■ EXERCISE TASK:
Word for word, restate every line of the material.

========

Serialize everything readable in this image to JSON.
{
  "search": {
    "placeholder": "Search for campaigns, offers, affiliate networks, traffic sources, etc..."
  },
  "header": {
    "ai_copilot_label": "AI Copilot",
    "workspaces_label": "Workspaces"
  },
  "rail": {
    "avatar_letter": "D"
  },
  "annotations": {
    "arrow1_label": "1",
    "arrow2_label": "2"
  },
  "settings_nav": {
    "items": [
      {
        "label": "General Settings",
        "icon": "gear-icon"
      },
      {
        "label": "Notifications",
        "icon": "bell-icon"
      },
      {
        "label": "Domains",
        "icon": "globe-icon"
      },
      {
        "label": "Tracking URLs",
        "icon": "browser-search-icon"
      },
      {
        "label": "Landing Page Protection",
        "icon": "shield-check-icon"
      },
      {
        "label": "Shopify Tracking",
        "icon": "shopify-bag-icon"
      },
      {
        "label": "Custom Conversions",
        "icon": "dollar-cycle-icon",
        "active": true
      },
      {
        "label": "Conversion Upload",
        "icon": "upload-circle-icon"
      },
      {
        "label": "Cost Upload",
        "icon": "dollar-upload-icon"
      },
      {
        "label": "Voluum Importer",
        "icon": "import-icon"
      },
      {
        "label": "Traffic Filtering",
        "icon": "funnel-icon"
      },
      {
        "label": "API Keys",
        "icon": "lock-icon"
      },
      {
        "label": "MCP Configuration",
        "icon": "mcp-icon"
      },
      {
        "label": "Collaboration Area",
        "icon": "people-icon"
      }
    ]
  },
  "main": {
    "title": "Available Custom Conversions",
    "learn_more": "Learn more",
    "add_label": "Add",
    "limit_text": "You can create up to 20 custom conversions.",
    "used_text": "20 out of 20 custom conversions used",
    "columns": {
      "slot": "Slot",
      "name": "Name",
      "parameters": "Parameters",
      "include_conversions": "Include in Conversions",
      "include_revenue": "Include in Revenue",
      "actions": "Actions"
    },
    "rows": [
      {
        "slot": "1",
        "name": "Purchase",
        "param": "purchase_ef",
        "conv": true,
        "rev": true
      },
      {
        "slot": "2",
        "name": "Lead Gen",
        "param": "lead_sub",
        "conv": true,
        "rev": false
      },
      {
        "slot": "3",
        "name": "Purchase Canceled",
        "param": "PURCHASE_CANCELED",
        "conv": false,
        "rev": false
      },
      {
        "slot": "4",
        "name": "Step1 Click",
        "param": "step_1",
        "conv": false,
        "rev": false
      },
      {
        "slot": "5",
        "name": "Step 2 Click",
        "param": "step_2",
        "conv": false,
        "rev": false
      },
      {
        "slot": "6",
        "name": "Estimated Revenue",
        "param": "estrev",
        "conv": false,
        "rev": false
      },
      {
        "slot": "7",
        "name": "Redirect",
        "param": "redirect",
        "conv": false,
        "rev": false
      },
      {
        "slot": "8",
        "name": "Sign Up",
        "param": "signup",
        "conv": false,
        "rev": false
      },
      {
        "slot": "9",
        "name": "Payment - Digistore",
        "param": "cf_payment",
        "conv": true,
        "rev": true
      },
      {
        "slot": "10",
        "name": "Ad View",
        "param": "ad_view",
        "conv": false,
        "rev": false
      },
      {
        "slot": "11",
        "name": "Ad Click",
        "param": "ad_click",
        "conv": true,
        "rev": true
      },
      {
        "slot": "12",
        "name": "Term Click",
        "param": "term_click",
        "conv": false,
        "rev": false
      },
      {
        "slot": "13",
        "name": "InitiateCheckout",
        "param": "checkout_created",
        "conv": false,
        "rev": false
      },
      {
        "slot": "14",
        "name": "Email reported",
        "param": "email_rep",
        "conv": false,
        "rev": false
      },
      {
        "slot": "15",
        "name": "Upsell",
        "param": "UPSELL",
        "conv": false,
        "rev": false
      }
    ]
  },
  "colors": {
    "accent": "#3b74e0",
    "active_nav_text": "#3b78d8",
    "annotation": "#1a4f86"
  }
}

========

■ FULL RESPONSE:
Serialize everything readable in this image to JSON.
{
  "search": {
    "placeholder": "Search for campaigns, offers, affiliate networks, traffic sources, etc..."
  },
  "header": {
    "ai_copilot_label": "AI Copilot",
    "workspaces_label": "Workspaces"
  },
  "rail": {
    "avatar_letter": "D"
  },
  "annotations": {
    "arrow1_label": "1",
    "arrow2_label": "2"
  },
  "settings_nav": {
    "items": [
      {
        "label": "General Settings",
        "icon": "gear-icon"
      },
      {
        "label": "Notifications",
        "icon": "bell-icon"
      },
      {
        "label": "Domains",
        "icon": "globe-icon"
      },
      {
        "label": "Tracking URLs",
        "icon": "browser-search-icon"
      },
      {
        "label": "Landing Page Protection",
        "icon": "shield-check-icon"
      },
      {
        "label": "Shopify Tracking",
        "icon": "shopify-bag-icon"
      },
      {
        "label": "Custom Conversions",
        "icon": "dollar-cycle-icon",
        "active": true
      },
      {
        "label": "Conversion Upload",
        "icon": "upload-circle-icon"
      },
      {
        "label": "Cost Upload",
        "icon": "dollar-upload-icon"
      },
      {
        "label": "Voluum Importer",
        "icon": "import-icon"
      },
      {
        "label": "Traffic Filtering",
        "icon": "funnel-icon"
      },
      {
        "label": "API Keys",
        "icon": "lock-icon"
      },
      {
        "label": "MCP Configuration",
        "icon": "mcp-icon"
      },
      {
        "label": "Collaboration Area",
        "icon": "people-icon"
      }
    ]
  },
  "main": {
    "title": "Available Custom Conversions",
    "learn_more": "Learn more",
    "add_label": "Add",
    "limit_text": "You can create up to 20 custom conversions.",
    "used_text": "20 out of 20 custom conversions used",
    "columns": {
      "slot": "Slot",
      "name": "Name",
      "parameters": "Parameters",
      "include_conversions": "Include in Conversions",
      "include_revenue": "Include in Revenue",
      "actions": "Actions"
    },
    "rows": [
      {
        "slot": "1",
        "name": "Purchase",
        "param": "purchase_ef",
        "conv": true,
        "rev": true
      },
      {
        "slot": "2",
        "name": "Lead Gen",
        "param": "lead_sub",
        "conv": true,
        "rev": false
      },
      {
        "slot": "3",
        "name": "Purchase Canceled",
        "param": "PURCHASE_CANCELED",
        "conv": false,
        "rev": false
      },
      {
        "slot": "4",
        "name": "Step1 Click",
        "param": "step_1",
        "conv": false,
        "rev": false
      },
      {
        "slot": "5",
        "name": "Step 2 Click",
        "param": "step_2",
        "conv": false,
        "rev": false
      },
      {
        "slot": "6",
        "name": "Estimated Revenue",
        "param": "estrev",
        "conv": false,
        "rev": false
      },
      {
        "slot": "7",
        "name": "Redirect",
        "param": "redirect",
        "conv": false,
        "rev": false
      },
      {
        "slot": "8",
        "name": "Sign Up",
        "param": "signup",
        "conv": false,
        "rev": false
      },
      {
        "slot": "9",
        "name": "Payment - Digistore",
        "param": "cf_payment",
        "conv": true,
        "rev": true
      },
      {
        "slot": "10",
        "name": "Ad View",
        "param": "ad_view",
        "conv": false,
        "rev": false
      },
      {
        "slot": "11",
        "name": "Ad Click",
        "param": "ad_click",
        "conv": true,
        "rev": true
      },
      {
        "slot": "12",
        "name": "Term Click",
        "param": "term_click",
        "conv": false,
        "rev": false
      },
      {
        "slot": "13",
        "name": "InitiateCheckout",
        "param": "checkout_created",
        "conv": false,
        "rev": false
      },
      {
        "slot": "14",
        "name": "Email reported",
        "param": "email_rep",
        "conv": false,
        "rev": false
      },
      {
        "slot": "15",
        "name": "Upsell",
        "param": "UPSELL",
        "conv": false,
        "rev": false
      }
    ]
  },
  "colors": {
    "accent": "#3b74e0",
    "active_nav_text": "#3b78d8",
    "annotation": "#1a4f86"
  }
}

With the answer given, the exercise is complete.